Written exercise =>
Please give the listing again, word for word, with nothing left out.

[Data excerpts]
⟨

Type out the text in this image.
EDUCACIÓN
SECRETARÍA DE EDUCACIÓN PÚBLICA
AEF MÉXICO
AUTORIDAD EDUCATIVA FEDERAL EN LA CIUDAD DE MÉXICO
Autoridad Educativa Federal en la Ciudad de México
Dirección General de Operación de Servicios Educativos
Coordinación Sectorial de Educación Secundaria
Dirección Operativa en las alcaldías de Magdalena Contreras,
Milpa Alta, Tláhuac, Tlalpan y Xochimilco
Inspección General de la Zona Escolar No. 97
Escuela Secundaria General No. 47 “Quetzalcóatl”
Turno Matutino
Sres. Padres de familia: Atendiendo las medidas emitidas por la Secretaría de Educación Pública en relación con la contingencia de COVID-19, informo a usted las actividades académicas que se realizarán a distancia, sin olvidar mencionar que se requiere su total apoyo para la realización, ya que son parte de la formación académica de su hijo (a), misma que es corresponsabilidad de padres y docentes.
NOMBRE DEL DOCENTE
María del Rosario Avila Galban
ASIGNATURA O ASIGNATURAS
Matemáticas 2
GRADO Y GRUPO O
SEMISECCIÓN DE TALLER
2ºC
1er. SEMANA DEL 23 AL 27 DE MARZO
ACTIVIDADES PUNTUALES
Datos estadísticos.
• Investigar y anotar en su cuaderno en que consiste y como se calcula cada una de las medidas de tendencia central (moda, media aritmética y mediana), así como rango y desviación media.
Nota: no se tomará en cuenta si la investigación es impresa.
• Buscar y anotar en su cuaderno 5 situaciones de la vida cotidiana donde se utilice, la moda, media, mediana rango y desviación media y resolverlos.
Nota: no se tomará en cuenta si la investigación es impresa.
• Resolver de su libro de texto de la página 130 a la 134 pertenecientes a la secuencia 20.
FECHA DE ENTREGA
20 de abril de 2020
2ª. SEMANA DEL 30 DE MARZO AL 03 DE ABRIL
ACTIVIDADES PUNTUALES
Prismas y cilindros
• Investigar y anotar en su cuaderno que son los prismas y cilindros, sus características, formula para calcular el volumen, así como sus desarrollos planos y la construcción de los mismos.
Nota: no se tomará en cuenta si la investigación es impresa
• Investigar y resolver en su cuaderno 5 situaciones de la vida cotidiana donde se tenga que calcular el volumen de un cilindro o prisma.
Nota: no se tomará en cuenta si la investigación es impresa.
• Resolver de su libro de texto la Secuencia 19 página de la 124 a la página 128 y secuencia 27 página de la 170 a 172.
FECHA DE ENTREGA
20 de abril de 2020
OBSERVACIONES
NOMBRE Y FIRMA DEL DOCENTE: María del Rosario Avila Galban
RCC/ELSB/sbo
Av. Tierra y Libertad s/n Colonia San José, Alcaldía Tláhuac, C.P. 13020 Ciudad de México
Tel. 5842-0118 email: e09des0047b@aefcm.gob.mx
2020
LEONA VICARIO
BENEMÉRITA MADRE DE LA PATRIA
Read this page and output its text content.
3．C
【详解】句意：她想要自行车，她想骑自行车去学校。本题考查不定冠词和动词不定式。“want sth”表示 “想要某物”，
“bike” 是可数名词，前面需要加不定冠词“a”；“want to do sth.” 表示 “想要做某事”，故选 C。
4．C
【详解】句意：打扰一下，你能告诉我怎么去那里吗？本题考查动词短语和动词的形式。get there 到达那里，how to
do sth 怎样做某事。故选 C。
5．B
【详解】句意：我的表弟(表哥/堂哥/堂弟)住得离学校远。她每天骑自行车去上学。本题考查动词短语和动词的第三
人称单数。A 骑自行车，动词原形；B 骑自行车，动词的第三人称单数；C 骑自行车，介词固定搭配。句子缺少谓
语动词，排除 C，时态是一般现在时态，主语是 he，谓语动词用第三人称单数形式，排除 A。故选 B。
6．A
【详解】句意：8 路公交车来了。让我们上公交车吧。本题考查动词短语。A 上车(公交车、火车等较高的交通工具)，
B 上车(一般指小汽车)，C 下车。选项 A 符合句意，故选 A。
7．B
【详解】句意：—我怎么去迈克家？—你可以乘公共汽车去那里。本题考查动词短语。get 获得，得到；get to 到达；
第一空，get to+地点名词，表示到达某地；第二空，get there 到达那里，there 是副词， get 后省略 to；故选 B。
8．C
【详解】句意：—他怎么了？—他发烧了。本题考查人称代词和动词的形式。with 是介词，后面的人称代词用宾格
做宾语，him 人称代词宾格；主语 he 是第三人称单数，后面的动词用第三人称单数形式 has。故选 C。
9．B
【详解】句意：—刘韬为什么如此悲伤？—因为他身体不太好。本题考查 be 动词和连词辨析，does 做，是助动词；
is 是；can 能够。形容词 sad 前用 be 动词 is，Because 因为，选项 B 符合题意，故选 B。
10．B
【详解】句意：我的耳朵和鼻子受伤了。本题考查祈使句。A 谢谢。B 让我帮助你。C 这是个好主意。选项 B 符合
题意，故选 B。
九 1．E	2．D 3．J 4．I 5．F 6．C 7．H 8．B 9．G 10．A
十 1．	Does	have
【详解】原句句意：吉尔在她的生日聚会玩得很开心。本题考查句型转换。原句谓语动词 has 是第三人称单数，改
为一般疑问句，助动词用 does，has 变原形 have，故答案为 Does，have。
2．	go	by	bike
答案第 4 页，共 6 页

⟩

Result =>
Type out the text in this image.
EDUCACIÓN
SECRETARÍA DE EDUCACIÓN PÚBLICA
AEF MÉXICO
AUTORIDAD EDUCATIVA FEDERAL EN LA CIUDAD DE MÉXICO
Autoridad Educativa Federal en la Ciudad de México
Dirección General de Operación de Servicios Educativos
Coordinación Sectorial de Educación Secundaria
Dirección Operativa en las alcaldías de Magdalena Contreras,
Milpa Alta, Tláhuac, Tlalpan y Xochimilco
Inspección General de la Zona Escolar No. 97
Escuela Secundaria General No. 47 “Quetzalcóatl”
Turno Matutino
Sres. Padres de familia: Atendiendo las medidas emitidas por la Secretaría de Educación Pública en relación con la contingencia de COVID-19, informo a usted las actividades académicas que se realizarán a distancia, sin olvidar mencionar que se requiere su total apoyo para la realización, ya que son parte de la formación académica de su hijo (a), misma que es corresponsabilidad de padres y docentes.
NOMBRE DEL DOCENTE
María del Rosario Avila Galban
ASIGNATURA O ASIGNATURAS
Matemáticas 2
GRADO Y GRUPO O
SEMISECCIÓN DE TALLER
2ºC
1er. SEMANA DEL 23 AL 27 DE MARZO
ACTIVIDADES PUNTUALES
Datos estadísticos.
• Investigar y anotar en su cuaderno en que consiste y como se calcula cada una de las medidas de tendencia central (moda, media aritmética y mediana), así como rango y desviación media.
Nota: no se tomará en cuenta si la investigación es impresa.
• Buscar y anotar en su cuaderno 5 situaciones de la vida cotidiana donde se utilice, la moda, media, mediana rango y desviación media y resolverlos.
Nota: no se tomará en cuenta si la investigación es impresa.
• Resolver de su libro de texto de la página 130 a la 134 pertenecientes a la secuencia 20.
FECHA DE ENTREGA
20 de abril de 2020
2ª. SEMANA DEL 30 DE MARZO AL 03 DE ABRIL
ACTIVIDADES PUNTUALES
Prismas y cilindros
• Investigar y anotar en su cuaderno que son los prismas y cilindros, sus características, formula para calcular el volumen, así como sus desarrollos planos y la construcción de los mismos.
Nota: no se tomará en cuenta si la investigación es impresa
• Investigar y resolver en su cuaderno 5 situaciones de la vida cotidiana donde se tenga que calcular el volumen de un cilindro o prisma.
Nota: no se tomará en cuenta si la investigación es impresa.
• Resolver de su libro de texto la Secuencia 19 página de la 124 a la página 128 y secuencia 27 página de la 170 a 172.
FECHA DE ENTREGA
20 de abril de 2020
OBSERVACIONES
NOMBRE Y FIRMA DEL DOCENTE: María del Rosario Avila Galban
RCC/ELSB/sbo
Av. Tierra y Libertad s/n Colonia San José, Alcaldía Tláhuac, C.P. 13020 Ciudad de México
Tel. 5842-0118 email: e09des0047b@aefcm.gob.mx
2020
LEONA VICARIO
BENEMÉRITA MADRE DE LA PATRIA
Read this page and output its text content.
3．C
【详解】句意：她想要自行车，她想骑自行车去学校。本题考查不定冠词和动词不定式。“want sth”表示 “想要某物”，
“bike” 是可数名词，前面需要加不定冠词“a”；“want to do sth.” 表示 “想要做某事”，故选 C。
4．C
【详解】句意：打扰一下，你能告诉我怎么去那里吗？本题考查动词短语和动词的形式。get there 到达那里，how to
do sth 怎样做某事。故选 C。
5．B
【详解】句意：我的表弟(表哥/堂哥/堂弟)住得离学校远。她每天骑自行车去上学。本题考查动词短语和动词的第三
人称单数。A 骑自行车，动词原形；B 骑自行车，动词的第三人称单数；C 骑自行车，介词固定搭配。句子缺少谓
语动词，排除 C，时态是一般现在时态，主语是 he，谓语动词用第三人称单数形式，排除 A。故选 B。
6．A
【详解】句意：8 路公交车来了。让我们上公交车吧。本题考查动词短语。A 上车(公交车、火车等较高的交通工具)，
B 上车(一般指小汽车)，C 下车。选项 A 符合句意，故选 A。
7．B
【详解】句意：—我怎么去迈克家？—你可以乘公共汽车去那里。本题考查动词短语。get 获得，得到；get to 到达；
第一空，get to+地点名词，表示到达某地；第二空，get there 到达那里，there 是副词， get 后省略 to；故选 B。
8．C
【详解】句意：—他怎么了？—他发烧了。本题考查人称代词和动词的形式。with 是介词，后面的人称代词用宾格
做宾语，him 人称代词宾格；主语 he 是第三人称单数，后面的动词用第三人称单数形式 has。故选 C。
9．B
【详解】句意：—刘韬为什么如此悲伤？—因为他身体不太好。本题考查 be 动词和连词辨析，does 做，是助动词；
is 是；can 能够。形容词 sad 前用 be 动词 is，Because 因为，选项 B 符合题意，故选 B。
10．B
【详解】句意：我的耳朵和鼻子受伤了。本题考查祈使句。A 谢谢。B 让我帮助你。C 这是个好主意。选项 B 符合
题意，故选 B。
九 1．E	2．D 3．J 4．I 5．F 6．C 7．H 8．B 9．G 10．A
十 1．	Does	have
【详解】原句句意：吉尔在她的生日聚会玩得很开心。本题考查句型转换。原句谓语动词 has 是第三人称单数，改
为一般疑问句，助动词用 does，has 变原形 have，故答案为 Does，have。
2．	go	by	bike
答案第 4 页，共 6 页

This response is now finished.